Algorithm to group connected graphs

Question 1

I am working on an algorithm, which should group connected Arcs. The situation is described via code examples below.

I have Arcs:

public class Arc
{
 public Point StartPoint { get; set; }
 public Point EndPoint { get; set; }
 public bool Visited { get; set; }
 public Arc Successor { get; set; }
 public Arc Predecessor { get; set; }
}

that consist of Points:

public class Point
{
 public int X { get; set; }
 public int Y { get; set; }
 public override bool Equals(Object obj)
 {
 if (ReferenceEquals(null, obj)) return false;
 if (ReferenceEquals(this, obj)) return true;
 return obj.GetType() == GetType() && Equals((Point)obj);
 }
 protected bool Equals(Point other)
 {
 return X.Equals(other.X) && Y.Equals(other.Y);
 }
 public override int GetHashCode()
 {
 unchecked
 {
 return (X.GetHashCode() * 397) ^ Y.GetHashCode();
 }
 }
}

Given these Points and resulting Arcs:

var p1 = new Point {X = 0, Y = 0};
var p2 = new Point { X = 0, Y = 1 };
var p3 = new Point { X = 0, Y = 2 };
var p4 = new Point { X = 1, Y = 0 };
var p5 = new Point { X = 1, Y = 1 };
var arc1 = new Arc { StartPoint = p1, EndPoint = p2};
var arc2 = new Arc { StartPoint = p4, EndPoint = p5};
var arc3 = new Arc { StartPoint = p2, EndPoint = p3};

I would like to end up with groups of connected Arcs as a list of list:

var arcListOfList = new List<List<Arc>>();

This is the crude algorithm I came up with so far:

foreach (var arc in arcList)
{
 var successor = arcList.FirstOrDefault(x => x.StartPoint.Equals(arc.EndPoint));
 var predecessor = arcList.FirstOrDefault(x => x.EndPoint.Equals(arc.StartPoint));
 arc.Successor = successor;
 arc.Predecessor = predecessor;
}
Arc next;
do
{
 next = arcList.FirstOrDefault(x => x.Visited == false);
 var temp = new List<Arc>();
 if (next == null) continue;
 do
 {
 next.Visited = true;
 temp.Add(next);
 if (next.Successor != null)
 {
 next = next.Successor;
 }
 else
 {
 break;
 }
 } while (true);
 arcListOfList.Add(temp);
} while (next != null);

I would appreciate any help/suggestions to improve it.

Question 2

Try writing a description of your problem and algorithm at the top of your post. That will likely catch the eye of potential reviewers more easily. It will also look nicer on tag pages (right now it just says " I have Arcs: ... ").

Question 3

return (X.GetHashCode() * 397) ^ Y.GetHashCode(); Could someone give a quick reason why this is unchecked, and if 397 is just a magic number, why pick exactly 397?

Question 4

And for clarification, is there only 1 arc in and 1 arc out of any given point? If this is a rule it needs to be clear in code, if there can be multiple in/out then the code is incorrect...

### INPUT ROWS
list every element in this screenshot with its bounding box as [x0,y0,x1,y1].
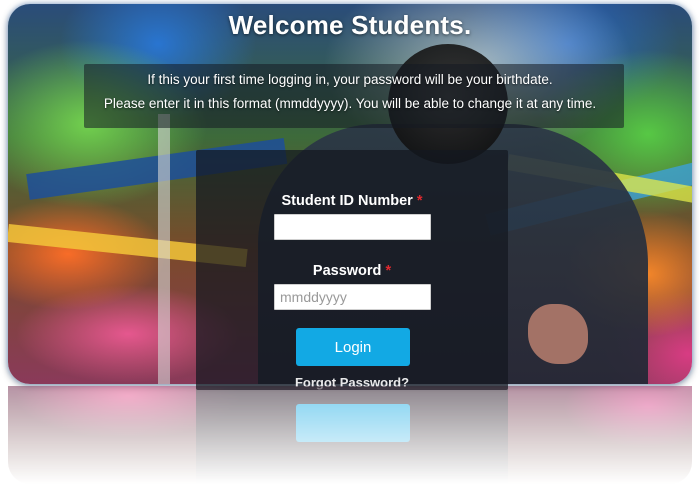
graffiti-stripe [158,114,170,384]
page-title: Welcome Students. [228,10,472,40]
info-text-line-2: Please enter it in this format (mmddyyyy… [103,96,597,111]
login-button[interactable]: Login [296,328,410,366]
password-label-text: Password [312,263,382,279]
info-text-line-1: If this your first time logging in, your… [147,72,553,87]
reflection-button [296,404,410,442]
reflection-background [8,386,692,484]
password-input[interactable] [274,284,431,310]
required-marker: * [416,193,423,209]
required-marker: * [385,263,392,279]
person-hand [528,304,588,364]
student-id-label: Student ID Number * [196,193,508,209]
student-id-label-text: Student ID Number [281,193,413,209]
password-label: Password * [196,263,508,279]
student-id-input[interactable] [274,214,431,240]
reflection [8,386,692,484]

### STATED PROBLEM 1
From the records, pull out the lines beginning at the one that contains "graffiti-stripe [158,114,170,384]" and running through the end of the records, and reproduce them unchanged.
### STATED PROBLEM 2
Write a continuation of the thread about grouping connected arcs, picking up after its last sentence.

### WRITTEN RESPONSE 1
graffiti-stripe [158,114,170,384]
page-title: Welcome Students. [228,10,472,40]
info-text-line-2: Please enter it in this format (mmddyyyy… [103,96,597,111]
login-button[interactable]: Login [296,328,410,366]
password-label-text: Password [312,263,382,279]
info-text-line-1: If this your first time logging in, your… [147,72,553,87]
reflection-button [296,404,410,442]
reflection-background [8,386,692,484]
password-input[interactable] [274,284,431,310]
required-marker: * [416,193,423,209]
required-marker: * [385,263,392,279]
person-hand [528,304,588,364]
student-id-label: Student ID Number * [196,193,508,209]
student-id-label-text: Student ID Number [281,193,413,209]
password-label: Password * [196,263,508,279]
student-id-input[interactable] [274,214,431,240]
reflection [8,386,692,484]

### WRITTEN RESPONSE 2
Question 5

Answering my first comment: stackoverflow.com/questions/102742/…

Question 6

I'm going to leave off suggesting anything about the algorithm for now as I don't fully understand what you want from it. Instead, I'm going to talk about your Point class in laborious depth...

public class Point
{
 public int X { get; set; }
 public int Y { get; set; }

I would argue that a point should be immutable - i.e. it doesn't change after you've created it. I would implement with full readonly properties:

private readonly int x;
public int X { get { return x; } }
private readonly int y;
public int Y { get { return y; } }
public Point(int x, int y)
{
 this.x = x;
 this.y = y
}

However, most people would let you off with private set auto properties:

public int X { get; private set; }

Let's look at your Equals implementations

public override bool Equals(Object obj)
{
 if (ReferenceEquals(null, obj)) return false;
 if (ReferenceEquals(this, obj)) return true;
 return obj.GetType() == GetType() && Equals((Point)obj);
}
protected bool Equals(Point other)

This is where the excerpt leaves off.